PROBLEM TO SOLVE> Whenever a line below holds the word "Prinzip", copy that line.

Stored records
■ ■ ■

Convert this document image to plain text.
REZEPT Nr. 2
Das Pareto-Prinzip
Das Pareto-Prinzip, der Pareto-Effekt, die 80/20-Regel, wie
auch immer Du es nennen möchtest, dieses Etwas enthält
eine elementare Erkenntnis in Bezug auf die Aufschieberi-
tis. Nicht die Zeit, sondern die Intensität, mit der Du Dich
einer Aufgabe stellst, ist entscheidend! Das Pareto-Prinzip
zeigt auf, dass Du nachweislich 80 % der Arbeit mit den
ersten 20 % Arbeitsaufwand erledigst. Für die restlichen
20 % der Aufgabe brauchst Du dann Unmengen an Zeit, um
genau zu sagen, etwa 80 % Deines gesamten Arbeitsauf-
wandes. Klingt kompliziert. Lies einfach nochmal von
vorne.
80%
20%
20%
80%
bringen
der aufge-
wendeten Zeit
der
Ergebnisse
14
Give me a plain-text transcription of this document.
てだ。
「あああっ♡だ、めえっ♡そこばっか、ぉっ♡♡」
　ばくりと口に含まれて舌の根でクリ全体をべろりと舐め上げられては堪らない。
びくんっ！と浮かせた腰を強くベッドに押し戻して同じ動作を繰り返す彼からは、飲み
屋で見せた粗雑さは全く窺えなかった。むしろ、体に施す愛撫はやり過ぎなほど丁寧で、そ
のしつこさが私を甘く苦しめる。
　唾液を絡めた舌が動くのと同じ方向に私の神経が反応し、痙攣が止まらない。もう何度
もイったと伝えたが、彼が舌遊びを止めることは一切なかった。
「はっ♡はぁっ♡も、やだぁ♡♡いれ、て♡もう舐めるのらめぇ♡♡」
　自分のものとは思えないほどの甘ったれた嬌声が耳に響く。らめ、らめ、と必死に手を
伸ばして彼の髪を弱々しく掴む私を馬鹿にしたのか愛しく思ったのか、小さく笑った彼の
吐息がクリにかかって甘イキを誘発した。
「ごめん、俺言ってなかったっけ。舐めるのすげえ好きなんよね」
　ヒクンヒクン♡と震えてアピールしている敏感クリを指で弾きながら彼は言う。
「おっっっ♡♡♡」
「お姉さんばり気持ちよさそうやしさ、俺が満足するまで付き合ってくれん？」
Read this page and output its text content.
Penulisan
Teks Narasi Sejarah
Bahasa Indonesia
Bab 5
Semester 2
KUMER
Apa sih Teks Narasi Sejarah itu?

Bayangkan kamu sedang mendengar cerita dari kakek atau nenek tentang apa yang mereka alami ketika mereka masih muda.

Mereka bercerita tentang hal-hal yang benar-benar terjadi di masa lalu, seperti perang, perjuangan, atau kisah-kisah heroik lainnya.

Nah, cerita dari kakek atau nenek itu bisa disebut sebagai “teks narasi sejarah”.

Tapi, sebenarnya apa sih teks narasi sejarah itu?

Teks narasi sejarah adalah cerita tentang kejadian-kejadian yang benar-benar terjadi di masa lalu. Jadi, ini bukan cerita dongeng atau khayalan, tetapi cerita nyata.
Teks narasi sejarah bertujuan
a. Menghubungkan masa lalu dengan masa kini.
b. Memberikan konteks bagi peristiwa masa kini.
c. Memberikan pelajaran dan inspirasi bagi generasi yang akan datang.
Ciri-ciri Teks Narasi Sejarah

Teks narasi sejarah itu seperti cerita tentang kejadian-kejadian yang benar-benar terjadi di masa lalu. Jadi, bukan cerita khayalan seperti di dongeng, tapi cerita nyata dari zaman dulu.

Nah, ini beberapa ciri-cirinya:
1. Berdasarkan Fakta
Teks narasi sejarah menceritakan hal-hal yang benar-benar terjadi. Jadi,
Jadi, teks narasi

■ ■ ■

RESPONSE FOR THIS EXERCISE>
Das Pareto-Prinzip
Das Pareto-Prinzip, der Pareto-Effekt, die 80/20-Regel, wie
einer Aufgabe stellst, ist entscheidend! Das Pareto-Prinzip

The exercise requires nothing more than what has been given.